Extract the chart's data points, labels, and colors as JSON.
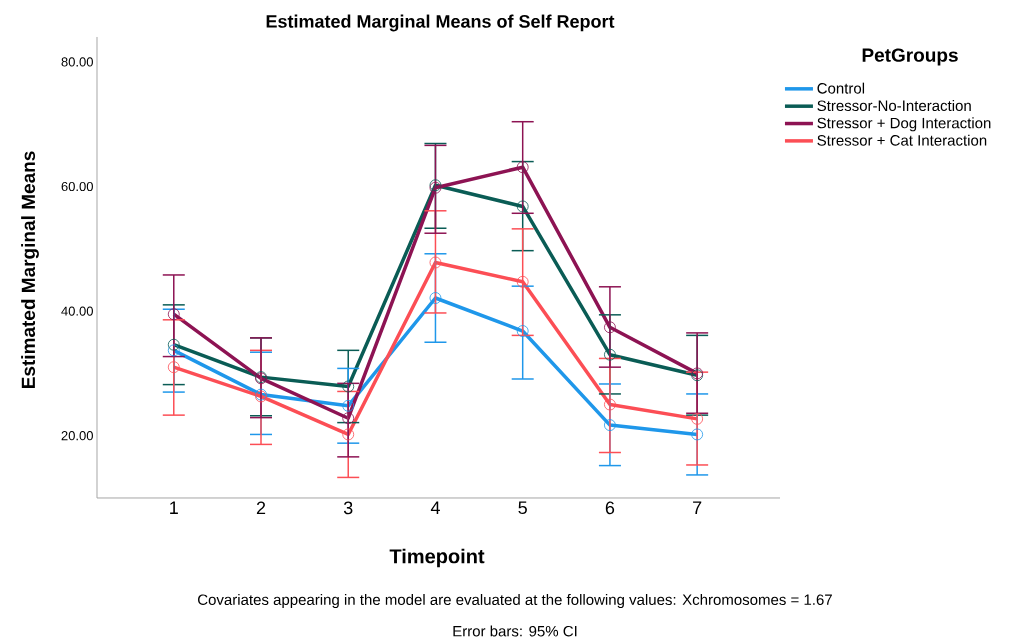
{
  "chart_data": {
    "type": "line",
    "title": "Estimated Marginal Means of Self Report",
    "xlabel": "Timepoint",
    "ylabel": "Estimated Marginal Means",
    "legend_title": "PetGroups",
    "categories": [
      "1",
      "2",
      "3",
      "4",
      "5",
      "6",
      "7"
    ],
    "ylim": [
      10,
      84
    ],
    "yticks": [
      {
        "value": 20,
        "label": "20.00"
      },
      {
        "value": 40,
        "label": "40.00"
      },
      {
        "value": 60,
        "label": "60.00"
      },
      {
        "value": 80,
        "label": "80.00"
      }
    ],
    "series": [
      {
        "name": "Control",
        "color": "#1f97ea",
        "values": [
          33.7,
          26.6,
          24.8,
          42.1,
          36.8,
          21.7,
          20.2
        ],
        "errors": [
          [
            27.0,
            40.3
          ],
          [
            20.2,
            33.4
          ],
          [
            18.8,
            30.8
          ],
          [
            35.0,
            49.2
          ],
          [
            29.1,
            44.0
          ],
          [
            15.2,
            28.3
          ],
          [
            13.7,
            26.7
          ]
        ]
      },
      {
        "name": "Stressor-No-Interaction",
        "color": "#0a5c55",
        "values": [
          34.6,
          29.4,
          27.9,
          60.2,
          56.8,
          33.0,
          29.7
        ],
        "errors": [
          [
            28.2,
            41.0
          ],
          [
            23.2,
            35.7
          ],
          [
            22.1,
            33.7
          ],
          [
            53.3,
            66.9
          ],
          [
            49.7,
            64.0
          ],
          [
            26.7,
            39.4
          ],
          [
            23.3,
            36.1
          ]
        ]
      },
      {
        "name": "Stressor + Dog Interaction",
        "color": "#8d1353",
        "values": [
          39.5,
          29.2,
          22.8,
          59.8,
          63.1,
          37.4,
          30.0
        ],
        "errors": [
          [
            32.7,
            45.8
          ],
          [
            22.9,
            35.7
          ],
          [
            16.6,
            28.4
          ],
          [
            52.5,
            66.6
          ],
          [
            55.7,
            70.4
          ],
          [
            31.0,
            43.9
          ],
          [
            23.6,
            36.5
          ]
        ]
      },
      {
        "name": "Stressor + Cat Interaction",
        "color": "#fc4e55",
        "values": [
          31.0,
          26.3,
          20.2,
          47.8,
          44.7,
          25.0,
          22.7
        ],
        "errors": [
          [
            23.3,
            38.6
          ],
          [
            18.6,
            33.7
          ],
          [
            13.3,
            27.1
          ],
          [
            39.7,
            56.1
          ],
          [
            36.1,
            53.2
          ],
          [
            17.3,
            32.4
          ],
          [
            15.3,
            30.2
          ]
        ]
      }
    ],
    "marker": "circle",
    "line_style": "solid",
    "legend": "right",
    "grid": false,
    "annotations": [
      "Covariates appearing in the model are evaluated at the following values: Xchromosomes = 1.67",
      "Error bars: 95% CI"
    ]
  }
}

---

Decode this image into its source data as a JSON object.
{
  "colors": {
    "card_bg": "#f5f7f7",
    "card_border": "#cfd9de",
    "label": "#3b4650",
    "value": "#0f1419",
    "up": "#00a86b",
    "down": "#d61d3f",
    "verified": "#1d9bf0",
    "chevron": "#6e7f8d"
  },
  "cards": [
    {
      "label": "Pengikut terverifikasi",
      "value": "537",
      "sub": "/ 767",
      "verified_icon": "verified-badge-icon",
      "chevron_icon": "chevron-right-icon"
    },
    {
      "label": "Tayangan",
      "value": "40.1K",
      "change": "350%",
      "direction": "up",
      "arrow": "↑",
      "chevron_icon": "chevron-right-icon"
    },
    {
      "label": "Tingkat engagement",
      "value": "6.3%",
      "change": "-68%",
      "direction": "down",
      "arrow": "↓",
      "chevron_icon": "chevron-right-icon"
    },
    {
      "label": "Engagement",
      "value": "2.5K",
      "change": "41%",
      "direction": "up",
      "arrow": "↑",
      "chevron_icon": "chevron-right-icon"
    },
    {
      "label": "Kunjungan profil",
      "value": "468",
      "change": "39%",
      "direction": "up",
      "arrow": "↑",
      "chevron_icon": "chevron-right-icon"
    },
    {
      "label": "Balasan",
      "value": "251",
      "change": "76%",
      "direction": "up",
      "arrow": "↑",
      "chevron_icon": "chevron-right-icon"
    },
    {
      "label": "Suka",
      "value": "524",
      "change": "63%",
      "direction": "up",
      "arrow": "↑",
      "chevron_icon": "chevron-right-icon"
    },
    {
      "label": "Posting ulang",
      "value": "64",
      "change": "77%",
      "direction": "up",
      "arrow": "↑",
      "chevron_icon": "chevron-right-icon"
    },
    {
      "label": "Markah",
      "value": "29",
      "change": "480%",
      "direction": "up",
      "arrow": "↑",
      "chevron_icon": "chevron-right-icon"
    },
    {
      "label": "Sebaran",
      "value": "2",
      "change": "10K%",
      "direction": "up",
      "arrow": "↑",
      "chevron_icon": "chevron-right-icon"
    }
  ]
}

◆ **What you have to do**:
Determine the number of lines in the records that include the string "Marginal", and respond with that number only.

◆ **Output of the task**:
2